▸ What to work on
Provide the number of lines containing the word "JavaScript", and nothing else.

begin Provided information

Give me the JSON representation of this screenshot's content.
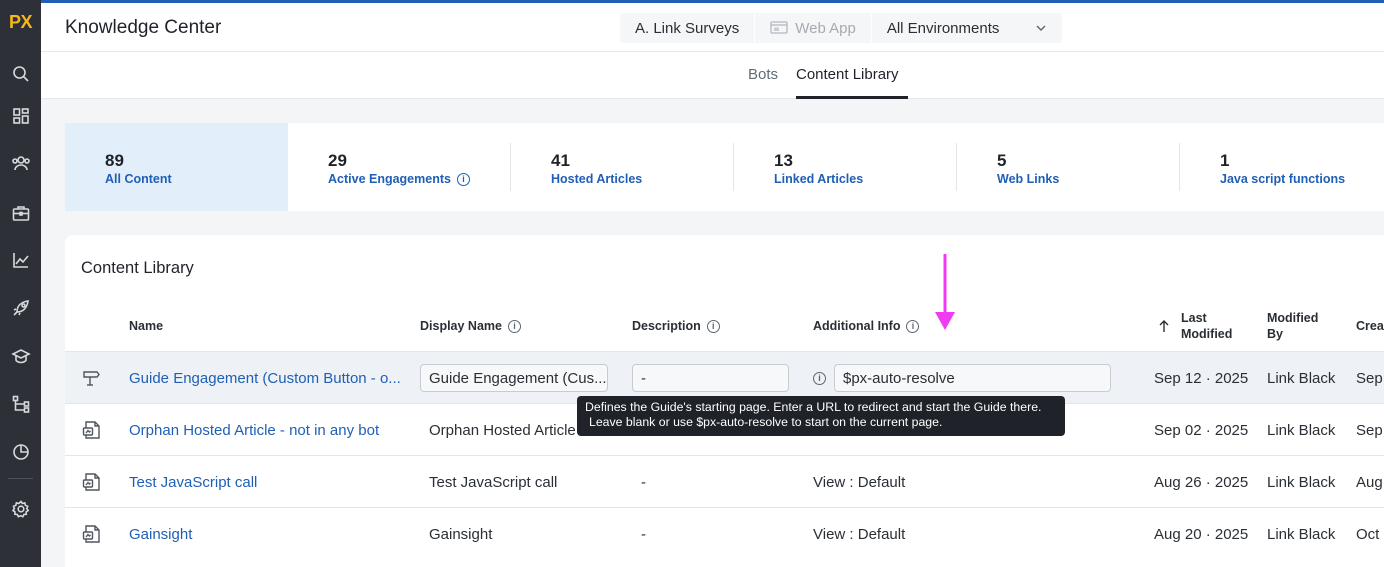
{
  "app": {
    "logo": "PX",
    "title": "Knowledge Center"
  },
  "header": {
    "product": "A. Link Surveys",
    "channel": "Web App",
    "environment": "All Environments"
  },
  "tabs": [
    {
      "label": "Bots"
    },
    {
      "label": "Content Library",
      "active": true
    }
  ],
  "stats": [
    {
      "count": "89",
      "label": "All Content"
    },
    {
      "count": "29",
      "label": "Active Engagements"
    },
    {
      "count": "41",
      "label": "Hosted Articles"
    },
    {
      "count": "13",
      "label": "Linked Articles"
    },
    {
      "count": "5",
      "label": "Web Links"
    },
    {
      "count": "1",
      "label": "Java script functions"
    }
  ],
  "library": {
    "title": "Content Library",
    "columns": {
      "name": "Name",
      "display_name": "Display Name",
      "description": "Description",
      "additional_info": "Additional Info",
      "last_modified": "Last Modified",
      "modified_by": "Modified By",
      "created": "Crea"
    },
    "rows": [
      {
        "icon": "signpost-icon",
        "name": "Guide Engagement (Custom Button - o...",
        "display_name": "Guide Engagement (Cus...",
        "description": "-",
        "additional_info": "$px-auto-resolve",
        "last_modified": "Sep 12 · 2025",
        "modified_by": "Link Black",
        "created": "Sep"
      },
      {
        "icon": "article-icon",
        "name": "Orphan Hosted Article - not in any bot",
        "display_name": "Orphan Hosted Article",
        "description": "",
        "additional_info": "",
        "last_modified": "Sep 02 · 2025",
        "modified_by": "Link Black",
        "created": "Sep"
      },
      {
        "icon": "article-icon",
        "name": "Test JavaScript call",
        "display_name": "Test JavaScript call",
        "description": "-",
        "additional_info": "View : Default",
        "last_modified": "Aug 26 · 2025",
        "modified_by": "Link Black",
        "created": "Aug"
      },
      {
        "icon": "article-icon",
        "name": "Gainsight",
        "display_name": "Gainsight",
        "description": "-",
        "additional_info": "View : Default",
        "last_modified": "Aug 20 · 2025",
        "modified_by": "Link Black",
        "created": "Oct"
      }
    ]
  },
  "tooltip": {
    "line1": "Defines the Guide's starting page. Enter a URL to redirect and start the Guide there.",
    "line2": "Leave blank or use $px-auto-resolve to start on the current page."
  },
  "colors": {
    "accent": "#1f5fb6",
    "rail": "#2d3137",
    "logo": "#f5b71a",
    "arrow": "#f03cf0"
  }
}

end Provided information
begin Provided information

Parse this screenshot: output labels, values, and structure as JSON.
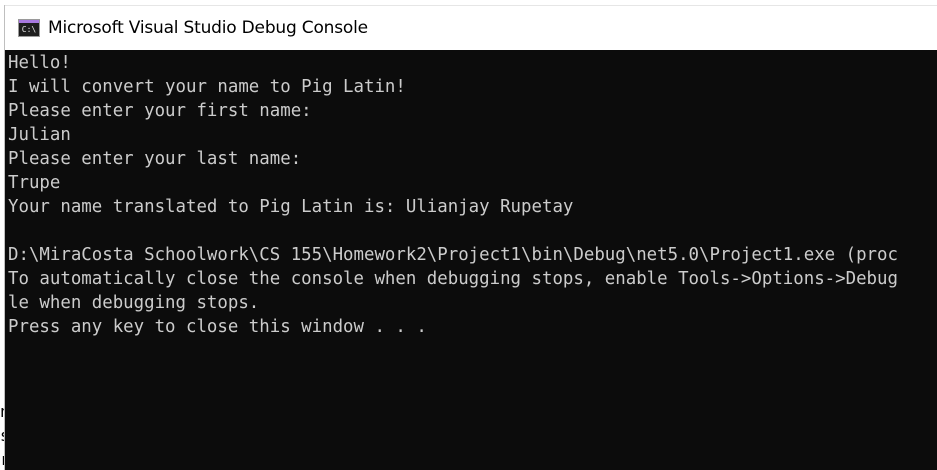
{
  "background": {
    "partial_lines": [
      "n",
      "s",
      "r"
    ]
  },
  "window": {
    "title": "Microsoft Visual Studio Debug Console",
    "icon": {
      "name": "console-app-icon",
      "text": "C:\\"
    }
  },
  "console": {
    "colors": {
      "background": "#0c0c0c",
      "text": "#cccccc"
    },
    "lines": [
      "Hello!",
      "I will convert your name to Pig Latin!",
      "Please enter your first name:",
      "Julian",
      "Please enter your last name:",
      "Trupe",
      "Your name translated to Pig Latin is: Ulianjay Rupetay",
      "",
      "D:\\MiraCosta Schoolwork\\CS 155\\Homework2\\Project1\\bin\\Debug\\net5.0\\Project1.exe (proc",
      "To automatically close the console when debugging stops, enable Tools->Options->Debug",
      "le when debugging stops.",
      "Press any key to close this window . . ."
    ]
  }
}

end Provided information

▸ Answer for the task
2